## Begin

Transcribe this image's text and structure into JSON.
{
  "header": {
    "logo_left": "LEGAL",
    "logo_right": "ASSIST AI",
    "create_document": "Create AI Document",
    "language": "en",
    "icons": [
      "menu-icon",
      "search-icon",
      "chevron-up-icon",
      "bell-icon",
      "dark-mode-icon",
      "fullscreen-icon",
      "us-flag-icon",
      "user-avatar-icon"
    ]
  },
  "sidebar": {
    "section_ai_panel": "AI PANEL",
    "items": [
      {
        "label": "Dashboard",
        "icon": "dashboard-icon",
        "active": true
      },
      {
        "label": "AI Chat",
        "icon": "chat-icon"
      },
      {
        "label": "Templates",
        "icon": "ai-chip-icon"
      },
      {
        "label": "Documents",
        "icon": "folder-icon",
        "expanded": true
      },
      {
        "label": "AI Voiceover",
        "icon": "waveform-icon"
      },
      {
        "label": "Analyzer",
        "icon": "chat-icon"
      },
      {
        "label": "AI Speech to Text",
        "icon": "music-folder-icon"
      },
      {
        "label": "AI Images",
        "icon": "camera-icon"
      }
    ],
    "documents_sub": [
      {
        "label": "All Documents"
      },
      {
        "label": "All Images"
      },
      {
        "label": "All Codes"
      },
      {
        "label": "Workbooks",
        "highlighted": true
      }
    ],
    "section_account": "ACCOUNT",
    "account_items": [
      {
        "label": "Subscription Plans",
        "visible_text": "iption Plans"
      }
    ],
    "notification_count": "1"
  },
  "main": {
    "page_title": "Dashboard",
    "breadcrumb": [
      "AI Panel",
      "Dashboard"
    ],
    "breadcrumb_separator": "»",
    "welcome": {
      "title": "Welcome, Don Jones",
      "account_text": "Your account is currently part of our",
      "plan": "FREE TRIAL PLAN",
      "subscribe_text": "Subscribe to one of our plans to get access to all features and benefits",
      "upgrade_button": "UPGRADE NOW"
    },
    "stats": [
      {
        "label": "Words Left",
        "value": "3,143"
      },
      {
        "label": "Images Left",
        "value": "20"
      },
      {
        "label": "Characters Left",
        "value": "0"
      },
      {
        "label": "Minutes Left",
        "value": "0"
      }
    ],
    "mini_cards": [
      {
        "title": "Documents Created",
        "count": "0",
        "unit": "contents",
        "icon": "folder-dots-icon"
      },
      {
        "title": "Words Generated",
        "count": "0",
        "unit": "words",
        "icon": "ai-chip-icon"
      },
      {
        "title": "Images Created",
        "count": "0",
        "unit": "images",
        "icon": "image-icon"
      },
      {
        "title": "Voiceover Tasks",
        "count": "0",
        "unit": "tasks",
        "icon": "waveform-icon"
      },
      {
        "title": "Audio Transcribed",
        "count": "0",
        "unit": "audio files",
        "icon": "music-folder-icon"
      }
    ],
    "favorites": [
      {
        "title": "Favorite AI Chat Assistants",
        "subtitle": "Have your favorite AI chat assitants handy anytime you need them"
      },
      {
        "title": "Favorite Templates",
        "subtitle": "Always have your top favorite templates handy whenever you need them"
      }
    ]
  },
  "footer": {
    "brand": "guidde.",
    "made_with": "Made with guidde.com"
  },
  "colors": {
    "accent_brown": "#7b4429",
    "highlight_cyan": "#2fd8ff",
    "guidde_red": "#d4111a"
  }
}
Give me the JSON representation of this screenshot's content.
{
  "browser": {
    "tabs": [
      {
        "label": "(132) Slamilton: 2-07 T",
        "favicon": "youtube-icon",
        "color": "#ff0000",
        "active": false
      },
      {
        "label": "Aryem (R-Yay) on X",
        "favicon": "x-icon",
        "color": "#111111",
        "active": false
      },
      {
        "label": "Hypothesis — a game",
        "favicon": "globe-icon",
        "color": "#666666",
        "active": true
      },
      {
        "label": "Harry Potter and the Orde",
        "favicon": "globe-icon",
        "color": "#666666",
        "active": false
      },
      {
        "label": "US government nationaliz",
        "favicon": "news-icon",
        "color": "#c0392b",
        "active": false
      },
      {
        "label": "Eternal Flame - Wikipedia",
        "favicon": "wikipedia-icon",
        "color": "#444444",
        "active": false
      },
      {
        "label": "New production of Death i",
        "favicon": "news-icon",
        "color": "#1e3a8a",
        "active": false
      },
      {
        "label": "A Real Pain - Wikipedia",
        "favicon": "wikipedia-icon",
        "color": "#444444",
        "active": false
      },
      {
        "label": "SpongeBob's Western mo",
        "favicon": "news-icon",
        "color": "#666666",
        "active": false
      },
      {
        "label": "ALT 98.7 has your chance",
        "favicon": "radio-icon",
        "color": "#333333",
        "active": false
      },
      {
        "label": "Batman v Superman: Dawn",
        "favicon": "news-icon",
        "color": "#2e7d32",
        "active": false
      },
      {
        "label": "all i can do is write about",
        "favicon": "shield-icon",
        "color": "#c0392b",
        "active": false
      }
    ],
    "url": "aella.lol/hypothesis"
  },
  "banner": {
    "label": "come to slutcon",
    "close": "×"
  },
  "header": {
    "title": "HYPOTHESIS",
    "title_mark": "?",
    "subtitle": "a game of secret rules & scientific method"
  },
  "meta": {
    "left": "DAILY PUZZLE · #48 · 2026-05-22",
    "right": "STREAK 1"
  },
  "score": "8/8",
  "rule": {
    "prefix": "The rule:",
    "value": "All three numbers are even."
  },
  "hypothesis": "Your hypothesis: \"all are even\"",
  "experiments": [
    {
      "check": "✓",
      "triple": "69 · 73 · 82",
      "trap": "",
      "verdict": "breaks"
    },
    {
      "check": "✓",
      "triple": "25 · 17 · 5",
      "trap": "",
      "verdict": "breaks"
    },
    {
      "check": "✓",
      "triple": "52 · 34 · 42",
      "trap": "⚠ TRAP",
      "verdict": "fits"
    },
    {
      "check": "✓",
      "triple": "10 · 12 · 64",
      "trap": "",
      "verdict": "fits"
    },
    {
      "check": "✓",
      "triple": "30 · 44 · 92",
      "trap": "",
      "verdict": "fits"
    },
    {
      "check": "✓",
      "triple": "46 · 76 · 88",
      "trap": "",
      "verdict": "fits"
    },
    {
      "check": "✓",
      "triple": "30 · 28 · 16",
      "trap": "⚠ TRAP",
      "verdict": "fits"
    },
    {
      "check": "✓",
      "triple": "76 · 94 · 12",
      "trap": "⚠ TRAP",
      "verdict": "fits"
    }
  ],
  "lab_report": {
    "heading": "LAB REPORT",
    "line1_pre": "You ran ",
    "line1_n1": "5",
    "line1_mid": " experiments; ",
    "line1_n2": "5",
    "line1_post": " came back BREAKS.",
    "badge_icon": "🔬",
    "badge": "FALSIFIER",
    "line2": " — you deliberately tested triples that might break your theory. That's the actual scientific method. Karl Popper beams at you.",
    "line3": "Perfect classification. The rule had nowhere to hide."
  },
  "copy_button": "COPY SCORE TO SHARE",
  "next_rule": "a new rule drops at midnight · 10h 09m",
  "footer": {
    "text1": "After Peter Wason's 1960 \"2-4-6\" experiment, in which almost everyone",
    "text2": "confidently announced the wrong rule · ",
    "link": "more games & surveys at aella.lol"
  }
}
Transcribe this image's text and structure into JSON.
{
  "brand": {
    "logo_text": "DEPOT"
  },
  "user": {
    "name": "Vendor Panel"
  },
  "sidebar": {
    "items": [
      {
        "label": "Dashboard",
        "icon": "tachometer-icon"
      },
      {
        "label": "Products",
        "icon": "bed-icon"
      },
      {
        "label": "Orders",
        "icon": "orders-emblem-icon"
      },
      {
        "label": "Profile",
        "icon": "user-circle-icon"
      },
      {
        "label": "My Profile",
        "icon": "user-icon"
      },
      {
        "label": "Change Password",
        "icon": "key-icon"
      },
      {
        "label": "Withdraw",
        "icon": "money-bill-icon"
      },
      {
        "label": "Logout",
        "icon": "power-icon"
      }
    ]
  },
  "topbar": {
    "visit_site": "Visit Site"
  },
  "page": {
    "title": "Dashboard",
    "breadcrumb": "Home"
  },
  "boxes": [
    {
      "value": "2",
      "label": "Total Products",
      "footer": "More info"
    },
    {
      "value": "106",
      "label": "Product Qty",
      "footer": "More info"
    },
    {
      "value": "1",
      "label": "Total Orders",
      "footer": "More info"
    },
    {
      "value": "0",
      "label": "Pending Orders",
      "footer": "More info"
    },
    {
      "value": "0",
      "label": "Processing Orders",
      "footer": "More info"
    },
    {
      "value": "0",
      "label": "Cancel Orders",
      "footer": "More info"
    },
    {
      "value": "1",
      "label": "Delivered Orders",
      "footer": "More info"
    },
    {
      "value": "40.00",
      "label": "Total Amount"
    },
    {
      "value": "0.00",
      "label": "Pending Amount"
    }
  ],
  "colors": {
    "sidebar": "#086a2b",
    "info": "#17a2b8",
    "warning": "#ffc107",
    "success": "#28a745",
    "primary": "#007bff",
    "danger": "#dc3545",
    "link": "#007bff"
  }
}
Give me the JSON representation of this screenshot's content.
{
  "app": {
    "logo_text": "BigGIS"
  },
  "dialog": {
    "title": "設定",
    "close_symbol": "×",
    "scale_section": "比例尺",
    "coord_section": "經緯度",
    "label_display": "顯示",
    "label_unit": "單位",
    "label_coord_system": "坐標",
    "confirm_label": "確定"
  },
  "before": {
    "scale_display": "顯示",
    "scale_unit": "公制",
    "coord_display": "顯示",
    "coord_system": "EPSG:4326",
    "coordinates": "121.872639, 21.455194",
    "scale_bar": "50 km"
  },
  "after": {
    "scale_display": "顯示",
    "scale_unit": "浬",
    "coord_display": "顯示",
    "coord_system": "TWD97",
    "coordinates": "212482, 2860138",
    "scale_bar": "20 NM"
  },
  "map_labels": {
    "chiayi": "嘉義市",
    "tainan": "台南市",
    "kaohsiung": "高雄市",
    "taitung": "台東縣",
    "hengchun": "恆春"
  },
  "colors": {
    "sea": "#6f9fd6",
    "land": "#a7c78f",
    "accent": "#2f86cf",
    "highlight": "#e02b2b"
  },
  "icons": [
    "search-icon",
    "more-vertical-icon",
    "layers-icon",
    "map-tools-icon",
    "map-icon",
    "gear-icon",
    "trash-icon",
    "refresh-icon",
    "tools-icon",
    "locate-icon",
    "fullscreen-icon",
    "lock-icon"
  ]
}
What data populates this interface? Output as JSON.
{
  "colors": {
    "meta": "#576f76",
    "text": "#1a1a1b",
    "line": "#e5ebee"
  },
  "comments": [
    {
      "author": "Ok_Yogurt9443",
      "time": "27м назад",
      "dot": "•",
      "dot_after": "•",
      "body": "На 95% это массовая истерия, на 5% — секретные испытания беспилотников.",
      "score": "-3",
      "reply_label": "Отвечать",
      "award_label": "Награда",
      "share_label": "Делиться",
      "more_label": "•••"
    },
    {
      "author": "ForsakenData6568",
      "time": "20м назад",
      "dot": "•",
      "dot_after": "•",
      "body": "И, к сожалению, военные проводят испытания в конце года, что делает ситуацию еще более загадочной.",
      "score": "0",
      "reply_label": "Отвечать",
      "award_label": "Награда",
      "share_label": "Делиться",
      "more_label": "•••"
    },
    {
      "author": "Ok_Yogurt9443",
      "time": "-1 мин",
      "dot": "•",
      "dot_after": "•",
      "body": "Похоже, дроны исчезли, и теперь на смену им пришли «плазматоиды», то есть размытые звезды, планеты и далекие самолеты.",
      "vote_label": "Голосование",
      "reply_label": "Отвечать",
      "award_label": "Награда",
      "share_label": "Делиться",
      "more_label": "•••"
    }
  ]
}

## End

Pull out all lines of the data with the string "Total".

= Result below =
      "label": "Total Products",
      "label": "Total Orders",
      "label": "Total Amount"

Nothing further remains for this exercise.